-- Begin Excerpted data --
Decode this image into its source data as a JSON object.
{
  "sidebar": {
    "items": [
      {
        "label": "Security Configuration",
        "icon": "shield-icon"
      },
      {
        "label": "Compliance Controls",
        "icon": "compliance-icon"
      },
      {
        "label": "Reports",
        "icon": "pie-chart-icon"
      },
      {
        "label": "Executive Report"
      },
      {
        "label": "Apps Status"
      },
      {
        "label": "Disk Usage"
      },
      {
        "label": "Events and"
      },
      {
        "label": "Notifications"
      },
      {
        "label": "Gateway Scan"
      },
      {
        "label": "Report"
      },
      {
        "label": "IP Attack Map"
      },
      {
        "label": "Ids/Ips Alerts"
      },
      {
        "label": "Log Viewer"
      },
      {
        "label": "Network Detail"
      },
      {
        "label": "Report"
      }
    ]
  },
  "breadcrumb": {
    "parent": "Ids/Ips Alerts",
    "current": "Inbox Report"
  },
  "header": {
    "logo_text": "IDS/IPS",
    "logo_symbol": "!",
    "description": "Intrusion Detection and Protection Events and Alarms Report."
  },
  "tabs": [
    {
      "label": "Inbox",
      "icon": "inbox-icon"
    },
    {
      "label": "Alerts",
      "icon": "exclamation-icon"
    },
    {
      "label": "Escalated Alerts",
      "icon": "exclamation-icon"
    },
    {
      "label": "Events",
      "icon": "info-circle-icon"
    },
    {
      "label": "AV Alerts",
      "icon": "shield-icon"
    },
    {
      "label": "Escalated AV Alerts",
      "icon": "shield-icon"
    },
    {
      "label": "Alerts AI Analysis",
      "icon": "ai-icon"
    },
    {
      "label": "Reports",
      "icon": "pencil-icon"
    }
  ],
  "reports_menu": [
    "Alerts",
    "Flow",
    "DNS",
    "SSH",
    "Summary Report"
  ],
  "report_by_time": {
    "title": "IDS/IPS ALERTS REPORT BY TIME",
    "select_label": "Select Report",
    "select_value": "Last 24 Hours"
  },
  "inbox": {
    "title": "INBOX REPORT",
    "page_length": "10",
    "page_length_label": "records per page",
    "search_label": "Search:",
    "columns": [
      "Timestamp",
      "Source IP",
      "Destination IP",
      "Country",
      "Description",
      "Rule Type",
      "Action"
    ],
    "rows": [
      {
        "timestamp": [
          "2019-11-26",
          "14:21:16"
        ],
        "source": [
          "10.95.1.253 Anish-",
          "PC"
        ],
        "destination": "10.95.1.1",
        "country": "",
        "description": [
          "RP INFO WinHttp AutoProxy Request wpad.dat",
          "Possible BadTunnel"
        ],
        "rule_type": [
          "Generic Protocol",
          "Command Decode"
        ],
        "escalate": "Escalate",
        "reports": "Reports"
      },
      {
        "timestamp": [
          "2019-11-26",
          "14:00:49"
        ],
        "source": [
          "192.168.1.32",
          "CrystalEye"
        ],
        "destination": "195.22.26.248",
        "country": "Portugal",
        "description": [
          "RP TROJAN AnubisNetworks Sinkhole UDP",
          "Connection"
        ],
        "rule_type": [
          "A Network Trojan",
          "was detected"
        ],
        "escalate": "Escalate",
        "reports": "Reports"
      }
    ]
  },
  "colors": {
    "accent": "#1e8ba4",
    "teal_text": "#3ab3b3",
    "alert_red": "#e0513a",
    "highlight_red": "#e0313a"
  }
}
-- End Excerpted data --
§ Stated task
Every line above needs to be retyped exactly.

§ Result for this exercise
Decode this image into its source data as a JSON object.
{
  "sidebar": {
    "items": [
      {
        "label": "Security Configuration",
        "icon": "shield-icon"
      },
      {
        "label": "Compliance Controls",
        "icon": "compliance-icon"
      },
      {
        "label": "Reports",
        "icon": "pie-chart-icon"
      },
      {
        "label": "Executive Report"
      },
      {
        "label": "Apps Status"
      },
      {
        "label": "Disk Usage"
      },
      {
        "label": "Events and"
      },
      {
        "label": "Notifications"
      },
      {
        "label": "Gateway Scan"
      },
      {
        "label": "Report"
      },
      {
        "label": "IP Attack Map"
      },
      {
        "label": "Ids/Ips Alerts"
      },
      {
        "label": "Log Viewer"
      },
      {
        "label": "Network Detail"
      },
      {
        "label": "Report"
      }
    ]
  },
  "breadcrumb": {
    "parent": "Ids/Ips Alerts",
    "current": "Inbox Report"
  },
  "header": {
    "logo_text": "IDS/IPS",
    "logo_symbol": "!",
    "description": "Intrusion Detection and Protection Events and Alarms Report."
  },
  "tabs": [
    {
      "label": "Inbox",
      "icon": "inbox-icon"
    },
    {
      "label": "Alerts",
      "icon": "exclamation-icon"
    },
    {
      "label": "Escalated Alerts",
      "icon": "exclamation-icon"
    },
    {
      "label": "Events",
      "icon": "info-circle-icon"
    },
    {
      "label": "AV Alerts",
      "icon": "shield-icon"
    },
    {
      "label": "Escalated AV Alerts",
      "icon": "shield-icon"
    },
    {
      "label": "Alerts AI Analysis",
      "icon": "ai-icon"
    },
    {
      "label": "Reports",
      "icon": "pencil-icon"
    }
  ],
  "reports_menu": [
    "Alerts",
    "Flow",
    "DNS",
    "SSH",
    "Summary Report"
  ],
  "report_by_time": {
    "title": "IDS/IPS ALERTS REPORT BY TIME",
    "select_label": "Select Report",
    "select_value": "Last 24 Hours"
  },
  "inbox": {
    "title": "INBOX REPORT",
    "page_length": "10",
    "page_length_label": "records per page",
    "search_label": "Search:",
    "columns": [
      "Timestamp",
      "Source IP",
      "Destination IP",
      "Country",
      "Description",
      "Rule Type",
      "Action"
    ],
    "rows": [
      {
        "timestamp": [
          "2019-11-26",
          "14:21:16"
        ],
        "source": [
          "10.95.1.253 Anish-",
          "PC"
        ],
        "destination": "10.95.1.1",
        "country": "",
        "description": [
          "RP INFO WinHttp AutoProxy Request wpad.dat",
          "Possible BadTunnel"
        ],
        "rule_type": [
          "Generic Protocol",
          "Command Decode"
        ],
        "escalate": "Escalate",
        "reports": "Reports"
      },
      {
        "timestamp": [
          "2019-11-26",
          "14:00:49"
        ],
        "source": [
          "192.168.1.32",
          "CrystalEye"
        ],
        "destination": "195.22.26.248",
        "country": "Portugal",
        "description": [
          "RP TROJAN AnubisNetworks Sinkhole UDP",
          "Connection"
        ],
        "rule_type": [
          "A Network Trojan",
          "was detected"
        ],
        "escalate": "Escalate",
        "reports": "Reports"
      }
    ]
  },
  "colors": {
    "accent": "#1e8ba4",
    "teal_text": "#3ab3b3",
    "alert_red": "#e0513a",
    "highlight_red": "#e0313a"
  }
}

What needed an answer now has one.